Stated task
Reproduce each of the rows below verbatim, without altering a single character.

>> Start Stored data

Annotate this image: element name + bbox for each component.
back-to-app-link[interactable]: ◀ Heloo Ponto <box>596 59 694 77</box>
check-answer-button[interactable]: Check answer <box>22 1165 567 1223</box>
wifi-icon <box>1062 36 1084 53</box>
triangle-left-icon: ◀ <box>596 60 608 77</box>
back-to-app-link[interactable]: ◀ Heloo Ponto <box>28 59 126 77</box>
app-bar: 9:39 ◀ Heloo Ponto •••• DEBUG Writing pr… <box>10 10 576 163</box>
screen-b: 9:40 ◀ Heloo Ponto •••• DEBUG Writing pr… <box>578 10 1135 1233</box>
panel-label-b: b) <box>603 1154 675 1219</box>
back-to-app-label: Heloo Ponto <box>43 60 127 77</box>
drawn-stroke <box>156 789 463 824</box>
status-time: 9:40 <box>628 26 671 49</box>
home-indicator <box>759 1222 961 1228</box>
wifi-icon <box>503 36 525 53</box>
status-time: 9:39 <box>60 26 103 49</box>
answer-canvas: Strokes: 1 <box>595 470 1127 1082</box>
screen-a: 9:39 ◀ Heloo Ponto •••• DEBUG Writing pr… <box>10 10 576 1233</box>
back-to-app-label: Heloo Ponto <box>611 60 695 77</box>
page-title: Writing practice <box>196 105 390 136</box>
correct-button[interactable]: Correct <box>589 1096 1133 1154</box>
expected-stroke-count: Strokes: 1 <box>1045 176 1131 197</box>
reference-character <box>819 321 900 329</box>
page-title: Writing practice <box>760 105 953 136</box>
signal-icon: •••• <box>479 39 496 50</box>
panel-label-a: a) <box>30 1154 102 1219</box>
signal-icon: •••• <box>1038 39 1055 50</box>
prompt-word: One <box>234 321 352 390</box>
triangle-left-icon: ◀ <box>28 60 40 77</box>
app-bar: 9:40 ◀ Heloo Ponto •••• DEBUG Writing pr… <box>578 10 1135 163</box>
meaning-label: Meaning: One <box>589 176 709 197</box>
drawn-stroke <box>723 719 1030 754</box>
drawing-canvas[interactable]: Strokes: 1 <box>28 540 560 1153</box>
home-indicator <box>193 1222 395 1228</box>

>> End Stored data

Finished exercise
Annotate this image: element name + bbox for each component.
back-to-app-link[interactable]: ◀ Heloo Ponto <box>596 59 694 77</box>
check-answer-button[interactable]: Check answer <box>22 1165 567 1223</box>
wifi-icon <box>1062 36 1084 53</box>
triangle-left-icon: ◀ <box>596 60 608 77</box>
back-to-app-link[interactable]: ◀ Heloo Ponto <box>28 59 126 77</box>
app-bar: 9:39 ◀ Heloo Ponto •••• DEBUG Writing pr… <box>10 10 576 163</box>
screen-b: 9:40 ◀ Heloo Ponto •••• DEBUG Writing pr… <box>578 10 1135 1233</box>
panel-label-b: b) <box>603 1154 675 1219</box>
back-to-app-label: Heloo Ponto <box>43 60 127 77</box>
drawn-stroke <box>156 789 463 824</box>
status-time: 9:40 <box>628 26 671 49</box>
home-indicator <box>759 1222 961 1228</box>
wifi-icon <box>503 36 525 53</box>
status-time: 9:39 <box>60 26 103 49</box>
answer-canvas: Strokes: 1 <box>595 470 1127 1082</box>
screen-a: 9:39 ◀ Heloo Ponto •••• DEBUG Writing pr… <box>10 10 576 1233</box>
back-to-app-label: Heloo Ponto <box>611 60 695 77</box>
page-title: Writing practice <box>196 105 390 136</box>
correct-button[interactable]: Correct <box>589 1096 1133 1154</box>
expected-stroke-count: Strokes: 1 <box>1045 176 1131 197</box>
reference-character <box>819 321 900 329</box>
page-title: Writing practice <box>760 105 953 136</box>
signal-icon: •••• <box>479 39 496 50</box>
panel-label-a: a) <box>30 1154 102 1219</box>
signal-icon: •••• <box>1038 39 1055 50</box>
prompt-word: One <box>234 321 352 390</box>
triangle-left-icon: ◀ <box>28 60 40 77</box>
app-bar: 9:40 ◀ Heloo Ponto •••• DEBUG Writing pr… <box>578 10 1135 163</box>
meaning-label: Meaning: One <box>589 176 709 197</box>
drawn-stroke <box>723 719 1030 754</box>
drawing-canvas[interactable]: Strokes: 1 <box>28 540 560 1153</box>
home-indicator <box>193 1222 395 1228</box>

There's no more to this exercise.